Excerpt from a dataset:
◆ ◆ ◆ ◆ ◆

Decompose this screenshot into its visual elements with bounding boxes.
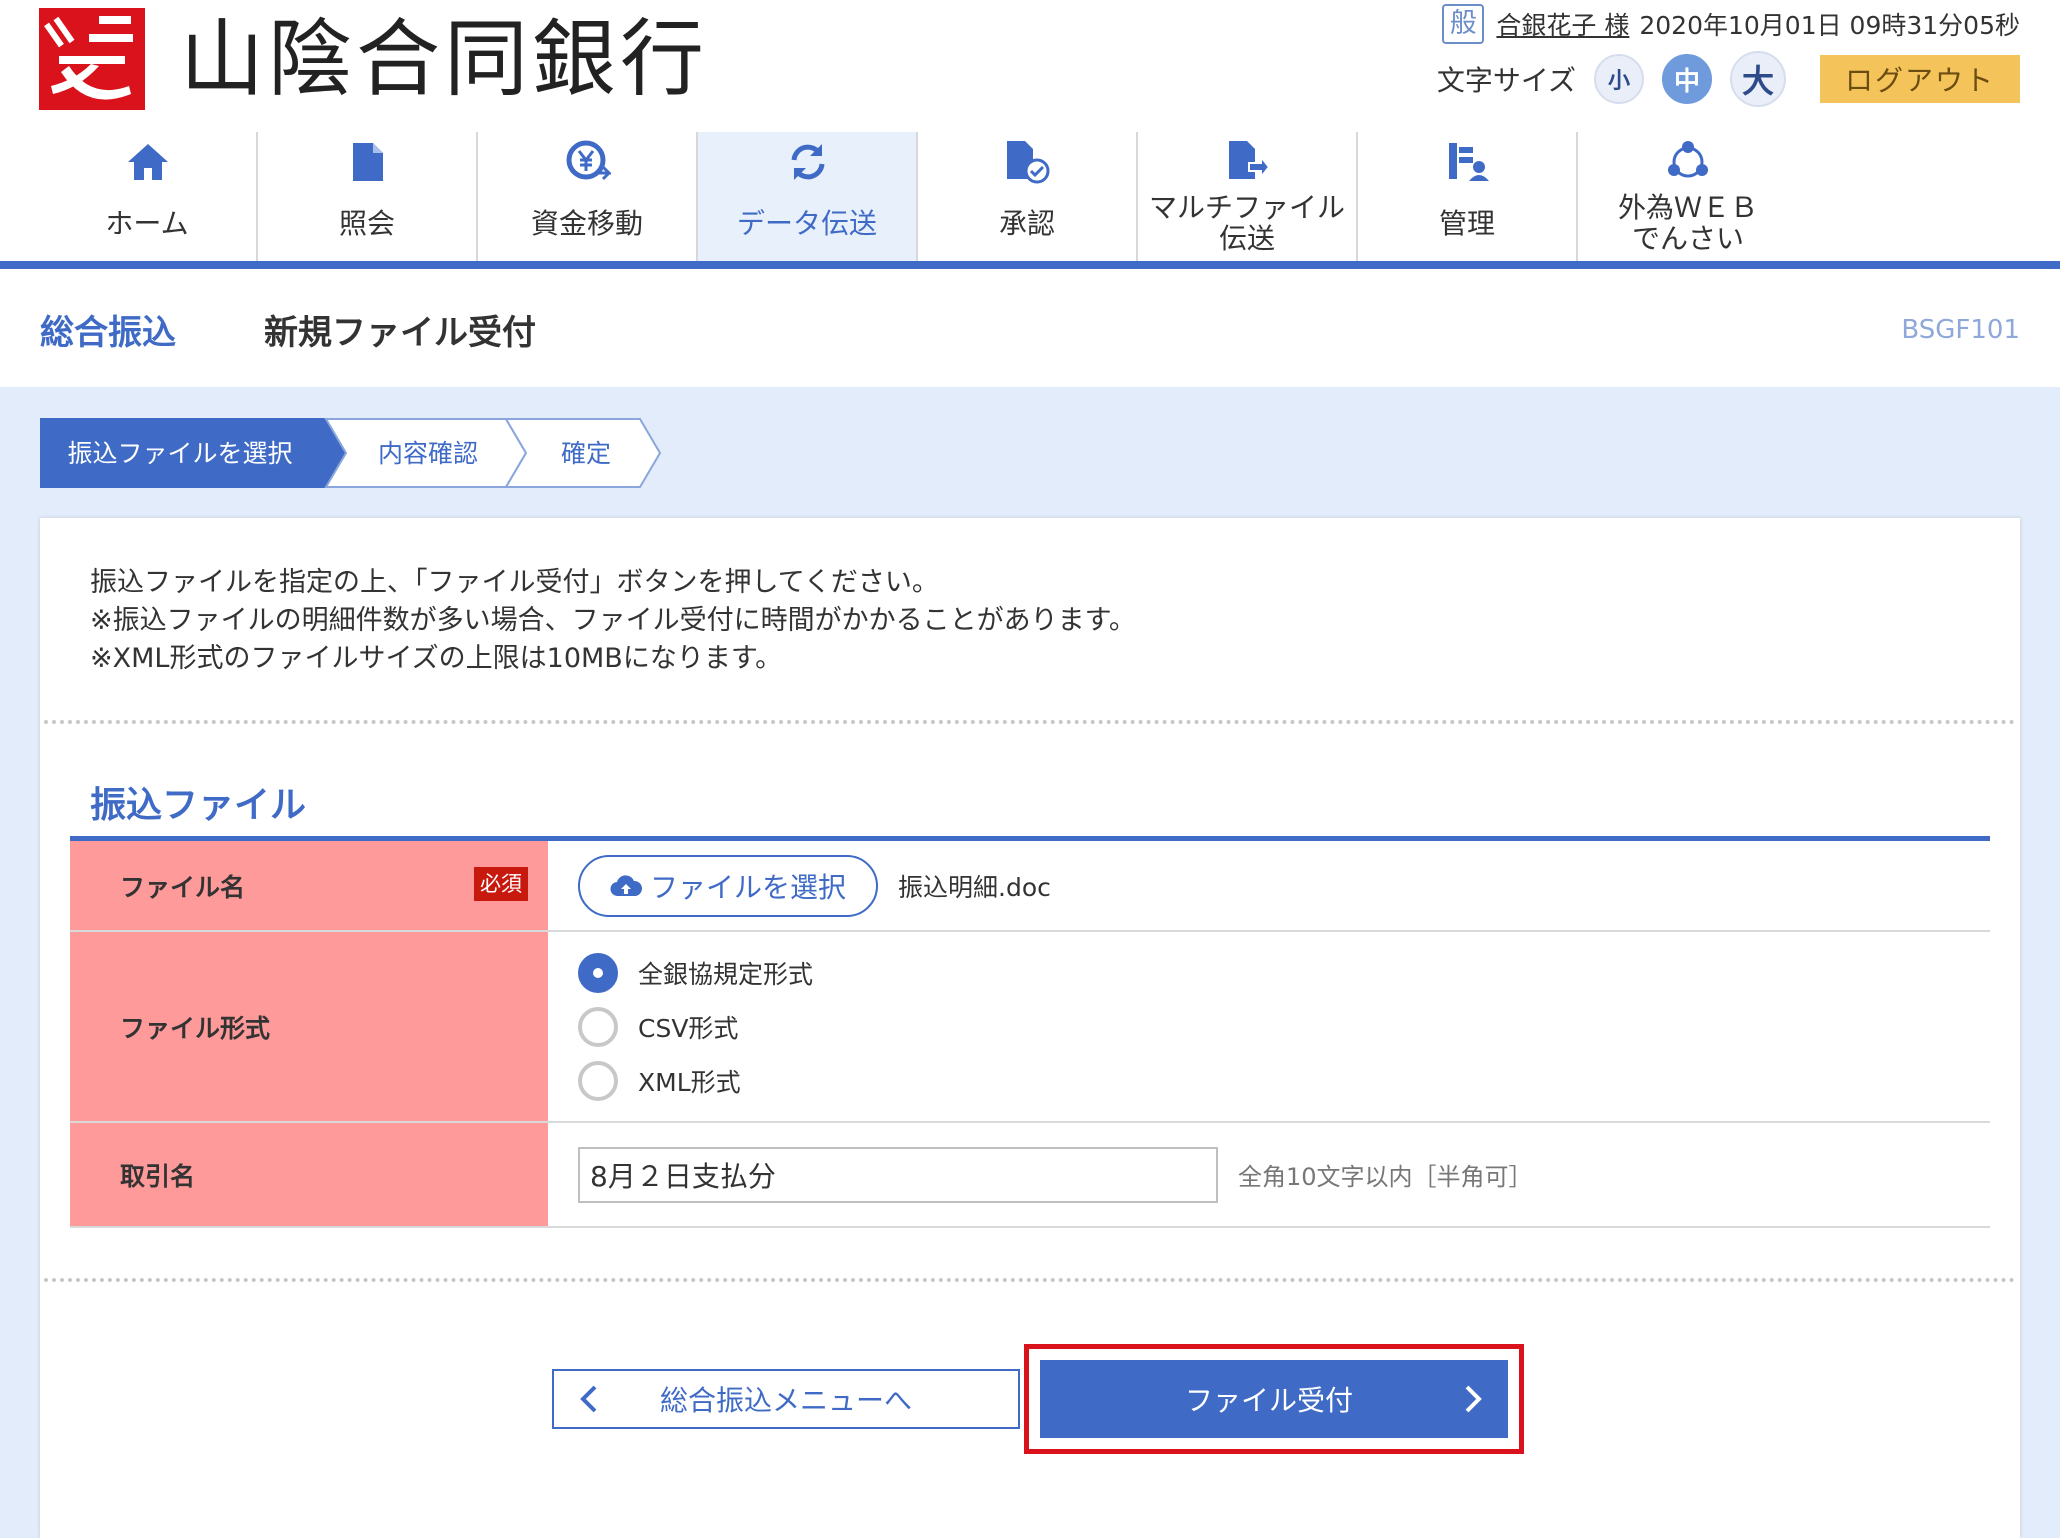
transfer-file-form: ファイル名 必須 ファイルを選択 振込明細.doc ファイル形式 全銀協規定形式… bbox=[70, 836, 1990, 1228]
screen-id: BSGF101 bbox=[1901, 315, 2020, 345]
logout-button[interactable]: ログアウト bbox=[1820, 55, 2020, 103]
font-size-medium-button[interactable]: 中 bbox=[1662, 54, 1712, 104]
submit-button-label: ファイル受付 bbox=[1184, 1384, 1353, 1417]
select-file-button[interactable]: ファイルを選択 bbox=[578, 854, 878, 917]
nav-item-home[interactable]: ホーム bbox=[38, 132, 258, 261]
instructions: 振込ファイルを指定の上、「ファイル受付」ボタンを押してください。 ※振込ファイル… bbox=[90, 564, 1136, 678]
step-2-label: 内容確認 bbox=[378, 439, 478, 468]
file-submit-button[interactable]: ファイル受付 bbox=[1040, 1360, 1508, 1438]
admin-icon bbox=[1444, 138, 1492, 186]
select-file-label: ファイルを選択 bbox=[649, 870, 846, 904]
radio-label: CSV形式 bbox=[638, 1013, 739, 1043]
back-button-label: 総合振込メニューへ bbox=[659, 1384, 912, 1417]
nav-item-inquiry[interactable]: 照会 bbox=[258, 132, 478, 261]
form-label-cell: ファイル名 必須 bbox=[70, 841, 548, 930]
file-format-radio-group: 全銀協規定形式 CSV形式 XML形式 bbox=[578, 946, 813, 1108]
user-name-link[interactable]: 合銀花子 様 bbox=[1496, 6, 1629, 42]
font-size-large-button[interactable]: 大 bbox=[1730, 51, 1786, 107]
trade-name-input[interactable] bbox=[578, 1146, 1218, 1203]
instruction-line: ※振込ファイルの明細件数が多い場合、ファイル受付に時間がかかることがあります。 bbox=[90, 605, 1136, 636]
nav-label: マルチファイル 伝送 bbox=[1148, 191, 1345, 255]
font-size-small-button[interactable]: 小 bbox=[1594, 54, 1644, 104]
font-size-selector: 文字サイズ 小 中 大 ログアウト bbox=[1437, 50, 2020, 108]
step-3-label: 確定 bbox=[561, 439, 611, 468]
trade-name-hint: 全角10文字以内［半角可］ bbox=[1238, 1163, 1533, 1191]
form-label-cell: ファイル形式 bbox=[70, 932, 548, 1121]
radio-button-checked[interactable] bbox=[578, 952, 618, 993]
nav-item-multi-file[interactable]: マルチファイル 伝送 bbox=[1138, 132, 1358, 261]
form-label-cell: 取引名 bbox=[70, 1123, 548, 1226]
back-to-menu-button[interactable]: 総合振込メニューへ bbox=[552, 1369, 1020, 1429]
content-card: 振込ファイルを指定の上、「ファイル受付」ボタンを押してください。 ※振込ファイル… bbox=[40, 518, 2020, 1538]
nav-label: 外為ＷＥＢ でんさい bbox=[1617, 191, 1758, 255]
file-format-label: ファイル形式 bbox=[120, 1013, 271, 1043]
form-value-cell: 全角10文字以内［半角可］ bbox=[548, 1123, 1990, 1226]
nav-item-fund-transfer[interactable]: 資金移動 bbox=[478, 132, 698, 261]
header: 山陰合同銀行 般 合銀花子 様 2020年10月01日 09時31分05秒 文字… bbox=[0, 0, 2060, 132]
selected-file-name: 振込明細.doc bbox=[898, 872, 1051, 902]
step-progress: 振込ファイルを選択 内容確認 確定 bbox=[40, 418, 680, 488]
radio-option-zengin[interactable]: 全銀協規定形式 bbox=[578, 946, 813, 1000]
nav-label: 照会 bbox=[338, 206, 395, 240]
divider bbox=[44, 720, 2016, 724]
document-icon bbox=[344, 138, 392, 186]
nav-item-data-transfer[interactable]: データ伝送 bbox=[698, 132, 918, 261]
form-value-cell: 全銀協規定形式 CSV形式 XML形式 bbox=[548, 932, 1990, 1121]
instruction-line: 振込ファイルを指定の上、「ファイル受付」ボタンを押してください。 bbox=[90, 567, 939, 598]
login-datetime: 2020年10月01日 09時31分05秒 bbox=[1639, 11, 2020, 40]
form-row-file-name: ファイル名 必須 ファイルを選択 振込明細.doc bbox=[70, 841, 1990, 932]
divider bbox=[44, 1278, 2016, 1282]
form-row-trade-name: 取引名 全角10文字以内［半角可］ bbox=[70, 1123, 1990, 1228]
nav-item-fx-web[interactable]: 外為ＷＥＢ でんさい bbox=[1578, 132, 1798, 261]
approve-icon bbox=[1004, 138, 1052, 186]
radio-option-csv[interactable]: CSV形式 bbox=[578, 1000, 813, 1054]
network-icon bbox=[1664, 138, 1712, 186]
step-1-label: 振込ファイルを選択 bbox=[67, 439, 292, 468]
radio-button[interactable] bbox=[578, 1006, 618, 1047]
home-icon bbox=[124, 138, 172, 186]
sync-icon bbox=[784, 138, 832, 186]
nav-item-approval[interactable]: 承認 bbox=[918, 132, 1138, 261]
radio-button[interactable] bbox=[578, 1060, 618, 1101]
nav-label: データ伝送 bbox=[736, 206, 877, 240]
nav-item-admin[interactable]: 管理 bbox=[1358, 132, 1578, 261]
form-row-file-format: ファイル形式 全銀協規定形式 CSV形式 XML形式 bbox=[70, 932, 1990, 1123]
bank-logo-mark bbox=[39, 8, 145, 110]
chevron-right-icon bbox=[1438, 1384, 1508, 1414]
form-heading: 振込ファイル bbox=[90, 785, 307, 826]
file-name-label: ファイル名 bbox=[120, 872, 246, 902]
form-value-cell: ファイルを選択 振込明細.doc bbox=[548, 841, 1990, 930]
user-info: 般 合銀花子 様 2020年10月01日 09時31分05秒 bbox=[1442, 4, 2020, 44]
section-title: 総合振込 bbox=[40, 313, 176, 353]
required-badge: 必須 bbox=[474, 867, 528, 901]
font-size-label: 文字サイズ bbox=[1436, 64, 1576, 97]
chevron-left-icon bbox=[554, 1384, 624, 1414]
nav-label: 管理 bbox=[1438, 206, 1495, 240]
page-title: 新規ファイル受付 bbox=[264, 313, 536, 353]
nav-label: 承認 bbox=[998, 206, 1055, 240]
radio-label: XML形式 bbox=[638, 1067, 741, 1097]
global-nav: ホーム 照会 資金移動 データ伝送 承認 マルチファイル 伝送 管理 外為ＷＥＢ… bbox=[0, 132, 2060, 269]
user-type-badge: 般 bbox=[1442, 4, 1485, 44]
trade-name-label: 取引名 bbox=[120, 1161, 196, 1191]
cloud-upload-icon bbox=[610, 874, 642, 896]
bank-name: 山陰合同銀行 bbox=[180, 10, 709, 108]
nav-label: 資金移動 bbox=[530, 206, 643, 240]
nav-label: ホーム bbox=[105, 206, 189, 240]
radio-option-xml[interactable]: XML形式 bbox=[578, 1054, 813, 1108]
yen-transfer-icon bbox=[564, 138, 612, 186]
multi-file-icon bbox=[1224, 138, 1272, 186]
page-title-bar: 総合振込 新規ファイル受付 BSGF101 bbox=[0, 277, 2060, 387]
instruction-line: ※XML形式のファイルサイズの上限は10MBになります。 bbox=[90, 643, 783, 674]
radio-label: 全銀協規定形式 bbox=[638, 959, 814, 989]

◆ ◆ ◆ ◆ ◆

What the task asks: Repeat these lines exactly as they appear, leaving out the picture.

Exercise result:
Decompose this screenshot into its visual elements with bounding boxes.
transfer-file-form: ファイル名 必須 ファイルを選択 振込明細.doc ファイル形式 全銀協規定形式… bbox=[70, 836, 1990, 1228]
screen-id: BSGF101 bbox=[1901, 315, 2020, 345]
logout-button[interactable]: ログアウト bbox=[1820, 55, 2020, 103]
font-size-medium-button[interactable]: 中 bbox=[1662, 54, 1712, 104]
submit-button-label: ファイル受付 bbox=[1184, 1384, 1353, 1417]
select-file-button[interactable]: ファイルを選択 bbox=[578, 854, 878, 917]
nav-item-home[interactable]: ホーム bbox=[38, 132, 258, 261]
instructions: 振込ファイルを指定の上、「ファイル受付」ボタンを押してください。 ※振込ファイル… bbox=[90, 564, 1136, 678]
step-2-label: 内容確認 bbox=[378, 439, 478, 468]
file-submit-button[interactable]: ファイル受付 bbox=[1040, 1360, 1508, 1438]
admin-icon bbox=[1444, 138, 1492, 186]
select-file-label: ファイルを選択 bbox=[649, 870, 846, 904]
radio-label: CSV形式 bbox=[638, 1013, 739, 1043]
back-button-label: 総合振込メニューへ bbox=[659, 1384, 912, 1417]
nav-item-inquiry[interactable]: 照会 bbox=[258, 132, 478, 261]
form-label-cell: ファイル名 必須 bbox=[70, 841, 548, 930]
file-format-radio-group: 全銀協規定形式 CSV形式 XML形式 bbox=[578, 946, 813, 1108]
user-name-link[interactable]: 合銀花子 様 bbox=[1496, 6, 1629, 42]
font-size-large-button[interactable]: 大 bbox=[1730, 51, 1786, 107]
trade-name-input[interactable] bbox=[578, 1146, 1218, 1203]
instruction-line: ※振込ファイルの明細件数が多い場合、ファイル受付に時間がかかることがあります。 bbox=[90, 605, 1136, 636]
nav-label: マルチファイル 伝送 bbox=[1148, 191, 1345, 255]
font-size-small-button[interactable]: 小 bbox=[1594, 54, 1644, 104]
font-size-selector: 文字サイズ 小 中 大 ログアウト bbox=[1437, 50, 2020, 108]
step-3-label: 確定 bbox=[561, 439, 611, 468]
trade-name-hint: 全角10文字以内［半角可］ bbox=[1238, 1163, 1533, 1191]
form-label-cell: ファイル形式 bbox=[70, 932, 548, 1121]
radio-button-checked[interactable] bbox=[578, 952, 618, 993]
nav-item-multi-file[interactable]: マルチファイル 伝送 bbox=[1138, 132, 1358, 261]
form-label-cell: 取引名 bbox=[70, 1123, 548, 1226]
back-to-menu-button[interactable]: 総合振込メニューへ bbox=[552, 1369, 1020, 1429]
content-card: 振込ファイルを指定の上、「ファイル受付」ボタンを押してください。 ※振込ファイル… bbox=[40, 518, 2020, 1538]
nav-label: 外為ＷＥＢ でんさい bbox=[1617, 191, 1758, 255]
file-format-label: ファイル形式 bbox=[120, 1013, 271, 1043]
form-value-cell: 全角10文字以内［半角可］ bbox=[548, 1123, 1990, 1226]
nav-item-fund-transfer[interactable]: 資金移動 bbox=[478, 132, 698, 261]
header: 山陰合同銀行 般 合銀花子 様 2020年10月01日 09時31分05秒 文字… bbox=[0, 0, 2060, 132]
selected-file-name: 振込明細.doc bbox=[898, 872, 1051, 902]
step-progress: 振込ファイルを選択 内容確認 確定 bbox=[40, 418, 680, 488]
radio-option-zengin[interactable]: 全銀協規定形式 bbox=[578, 946, 813, 1000]
nav-label: 照会 bbox=[338, 206, 395, 240]
divider bbox=[44, 720, 2016, 724]
document-icon bbox=[344, 138, 392, 186]
nav-item-data-transfer[interactable]: データ伝送 bbox=[698, 132, 918, 261]
form-value-cell: 全銀協規定形式 CSV形式 XML形式 bbox=[548, 932, 1990, 1121]
instruction-line: 振込ファイルを指定の上、「ファイル受付」ボタンを押してください。 bbox=[90, 567, 939, 598]
login-datetime: 2020年10月01日 09時31分05秒 bbox=[1639, 11, 2020, 40]
form-row-file-name: ファイル名 必須 ファイルを選択 振込明細.doc bbox=[70, 841, 1990, 932]
divider bbox=[44, 1278, 2016, 1282]
form-row-trade-name: 取引名 全角10文字以内［半角可］ bbox=[70, 1123, 1990, 1228]
nav-item-fx-web[interactable]: 外為ＷＥＢ でんさい bbox=[1578, 132, 1798, 261]
approve-icon bbox=[1004, 138, 1052, 186]
radio-option-csv[interactable]: CSV形式 bbox=[578, 1000, 813, 1054]
network-icon bbox=[1664, 138, 1712, 186]
step-1-label: 振込ファイルを選択 bbox=[67, 439, 292, 468]
radio-button[interactable] bbox=[578, 1006, 618, 1047]
home-icon bbox=[124, 138, 172, 186]
sync-icon bbox=[784, 138, 832, 186]
nav-item-approval[interactable]: 承認 bbox=[918, 132, 1138, 261]
radio-button[interactable] bbox=[578, 1060, 618, 1101]
nav-label: データ伝送 bbox=[736, 206, 877, 240]
nav-item-admin[interactable]: 管理 bbox=[1358, 132, 1578, 261]
form-row-file-format: ファイル形式 全銀協規定形式 CSV形式 XML形式 bbox=[70, 932, 1990, 1123]
bank-logo-mark bbox=[39, 8, 145, 110]
chevron-right-icon bbox=[1438, 1384, 1508, 1414]
form-heading: 振込ファイル bbox=[90, 785, 307, 826]
file-name-label: ファイル名 bbox=[120, 872, 246, 902]
form-value-cell: ファイルを選択 振込明細.doc bbox=[548, 841, 1990, 930]
user-info: 般 合銀花子 様 2020年10月01日 09時31分05秒 bbox=[1442, 4, 2020, 44]
section-title: 総合振込 bbox=[40, 313, 176, 353]
required-badge: 必須 bbox=[474, 867, 528, 901]
font-size-label: 文字サイズ bbox=[1436, 64, 1576, 97]
chevron-left-icon bbox=[554, 1384, 624, 1414]
nav-label: 管理 bbox=[1438, 206, 1495, 240]
page-title: 新規ファイル受付 bbox=[264, 313, 536, 353]
nav-label: 承認 bbox=[998, 206, 1055, 240]
radio-label: XML形式 bbox=[638, 1067, 741, 1097]
global-nav: ホーム 照会 資金移動 データ伝送 承認 マルチファイル 伝送 管理 外為ＷＥＢ… bbox=[0, 132, 2060, 269]
user-type-badge: 般 bbox=[1442, 4, 1485, 44]
trade-name-label: 取引名 bbox=[120, 1161, 196, 1191]
cloud-upload-icon bbox=[610, 874, 642, 896]
bank-name: 山陰合同銀行 bbox=[180, 10, 709, 108]
nav-label: 資金移動 bbox=[530, 206, 643, 240]
nav-label: ホーム bbox=[105, 206, 189, 240]
radio-option-xml[interactable]: XML形式 bbox=[578, 1054, 813, 1108]
yen-transfer-icon bbox=[564, 138, 612, 186]
multi-file-icon bbox=[1224, 138, 1272, 186]
page-title-bar: 総合振込 新規ファイル受付 BSGF101 bbox=[0, 277, 2060, 387]
instruction-line: ※XML形式のファイルサイズの上限は10MBになります。 bbox=[90, 643, 783, 674]
radio-label: 全銀協規定形式 bbox=[638, 959, 814, 989]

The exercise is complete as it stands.